What needs to be done: Rewrite the listing below, changing every "price-tick" to "y-axis-tick" and keeping everything else the same. Omit the pictures.
###
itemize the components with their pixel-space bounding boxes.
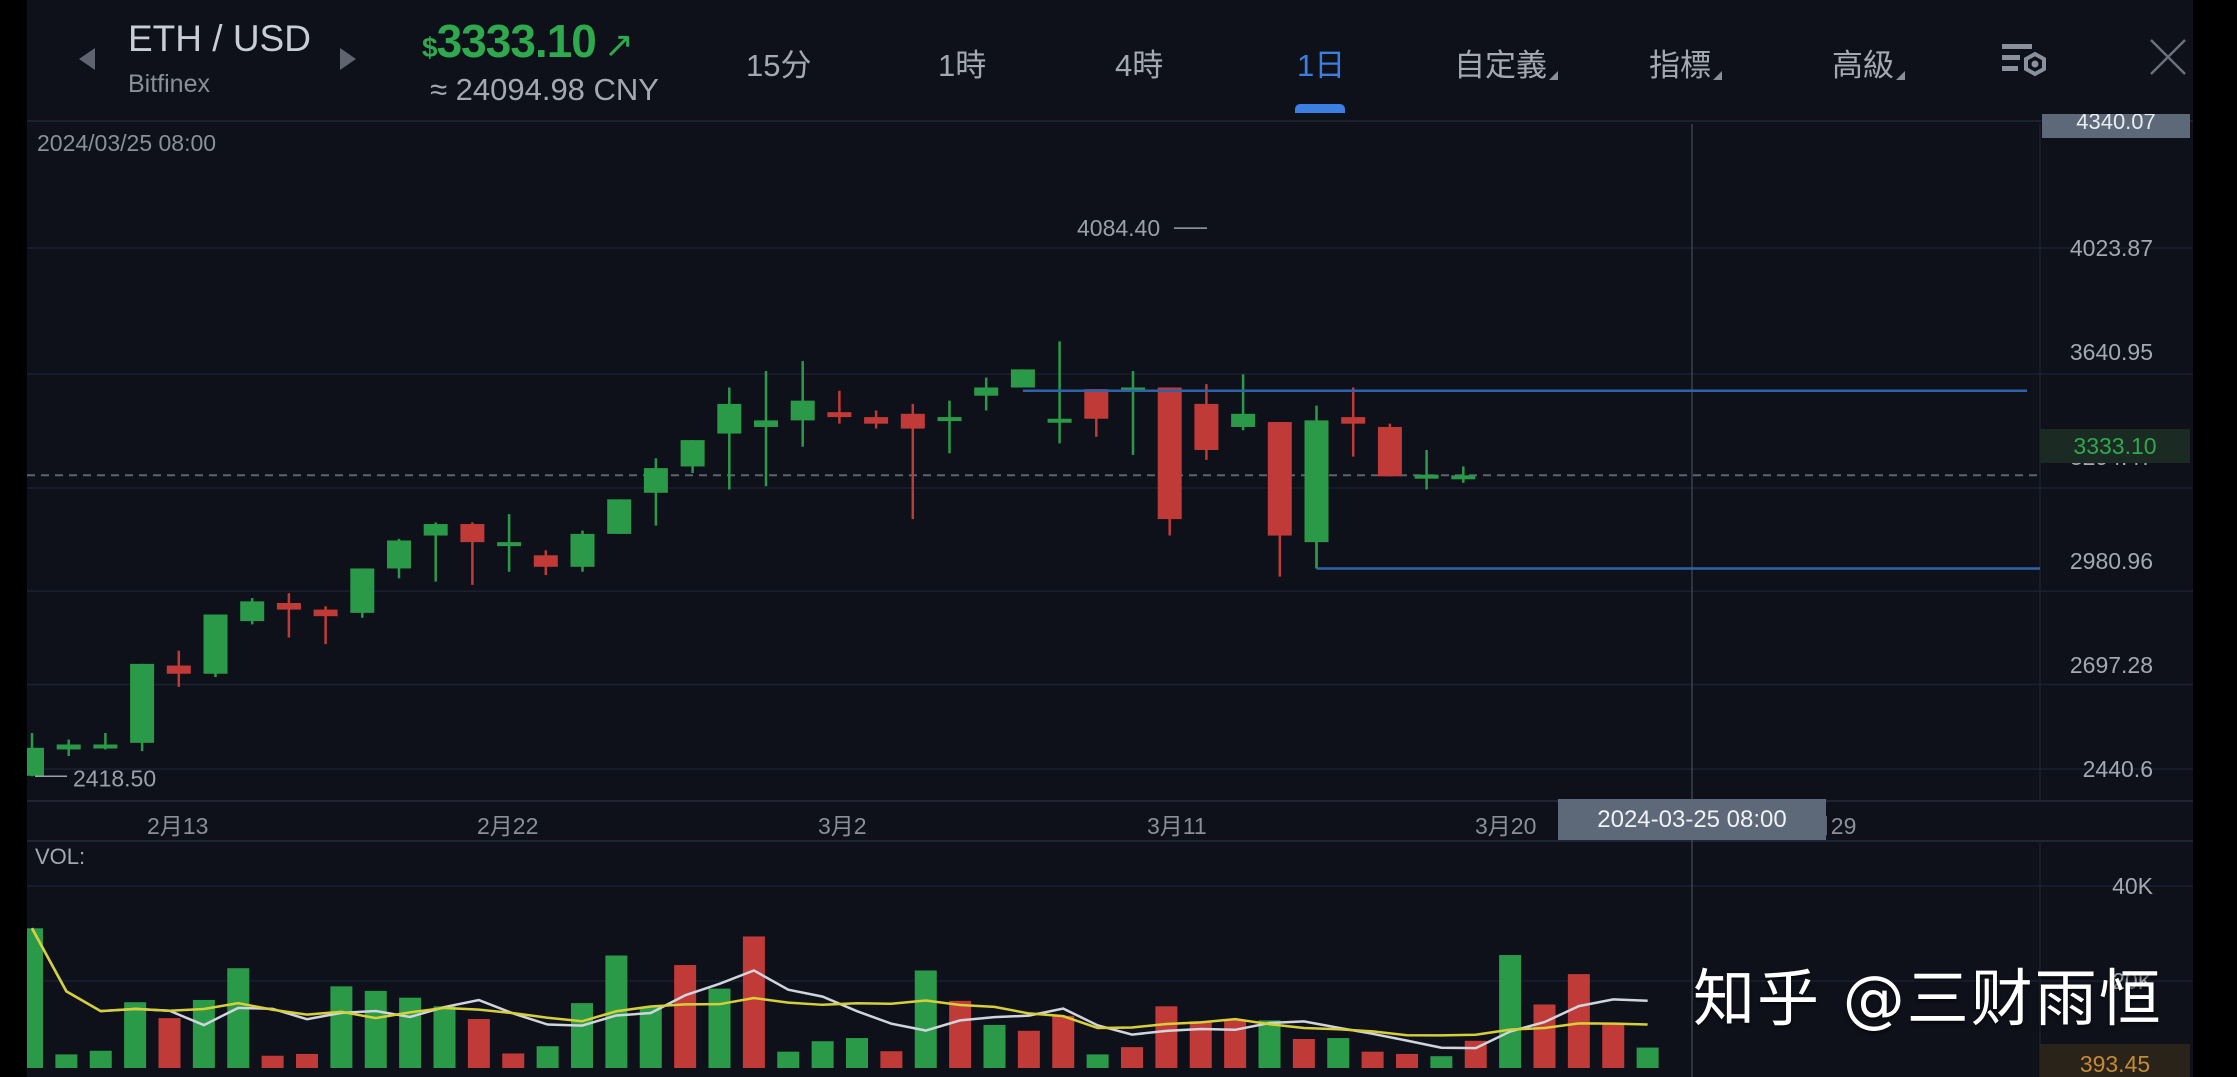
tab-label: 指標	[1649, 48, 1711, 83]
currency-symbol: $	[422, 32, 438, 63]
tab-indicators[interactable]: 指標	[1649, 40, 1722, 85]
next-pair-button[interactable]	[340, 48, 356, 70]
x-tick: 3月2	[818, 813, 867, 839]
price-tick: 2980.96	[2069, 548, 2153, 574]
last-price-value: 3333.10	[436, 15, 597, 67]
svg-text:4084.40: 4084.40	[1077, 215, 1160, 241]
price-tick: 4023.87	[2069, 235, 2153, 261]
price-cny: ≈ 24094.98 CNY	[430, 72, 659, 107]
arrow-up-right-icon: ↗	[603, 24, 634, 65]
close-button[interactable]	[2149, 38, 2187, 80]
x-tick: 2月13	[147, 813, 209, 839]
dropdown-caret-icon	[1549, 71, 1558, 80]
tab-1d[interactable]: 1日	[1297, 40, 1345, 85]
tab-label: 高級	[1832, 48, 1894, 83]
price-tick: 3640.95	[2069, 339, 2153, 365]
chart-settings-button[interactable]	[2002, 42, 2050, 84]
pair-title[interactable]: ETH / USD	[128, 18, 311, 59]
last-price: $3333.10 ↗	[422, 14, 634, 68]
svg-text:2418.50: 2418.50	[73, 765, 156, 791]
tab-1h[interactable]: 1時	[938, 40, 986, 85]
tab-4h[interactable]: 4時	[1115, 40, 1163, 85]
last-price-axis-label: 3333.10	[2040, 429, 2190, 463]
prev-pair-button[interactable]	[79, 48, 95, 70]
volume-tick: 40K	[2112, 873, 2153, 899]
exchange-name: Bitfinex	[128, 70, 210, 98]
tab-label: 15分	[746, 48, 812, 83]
###
Output:
itemize the components with their pixel-space bounding boxes.
tab-label: 指標	[1649, 48, 1711, 83]
currency-symbol: $	[422, 32, 438, 63]
tab-indicators[interactable]: 指標	[1649, 40, 1722, 85]
next-pair-button[interactable]	[340, 48, 356, 70]
x-tick: 3月2	[818, 813, 867, 839]
y-axis-tick: 2980.96	[2069, 548, 2153, 574]
last-price-value: 3333.10	[436, 15, 597, 67]
svg-text:4084.40: 4084.40	[1077, 215, 1160, 241]
y-axis-tick: 4023.87	[2069, 235, 2153, 261]
price-cny: ≈ 24094.98 CNY	[430, 72, 659, 107]
arrow-up-right-icon: ↗	[603, 24, 634, 65]
close-button[interactable]	[2149, 38, 2187, 80]
x-tick: 2月13	[147, 813, 209, 839]
dropdown-caret-icon	[1549, 71, 1558, 80]
tab-1d[interactable]: 1日	[1297, 40, 1345, 85]
tab-label: 高級	[1832, 48, 1894, 83]
y-axis-tick: 3640.95	[2069, 339, 2153, 365]
chart-settings-button[interactable]	[2002, 42, 2050, 84]
pair-title[interactable]: ETH / USD	[128, 18, 311, 59]
last-price: $3333.10 ↗	[422, 14, 634, 68]
svg-text:2418.50: 2418.50	[73, 765, 156, 791]
tab-1h[interactable]: 1時	[938, 40, 986, 85]
tab-4h[interactable]: 4時	[1115, 40, 1163, 85]
last-price-axis-label: 3333.10	[2040, 429, 2190, 463]
prev-pair-button[interactable]	[79, 48, 95, 70]
volume-tick: 40K	[2112, 873, 2153, 899]
exchange-name: Bitfinex	[128, 70, 210, 98]
tab-label: 15分	[746, 48, 812, 83]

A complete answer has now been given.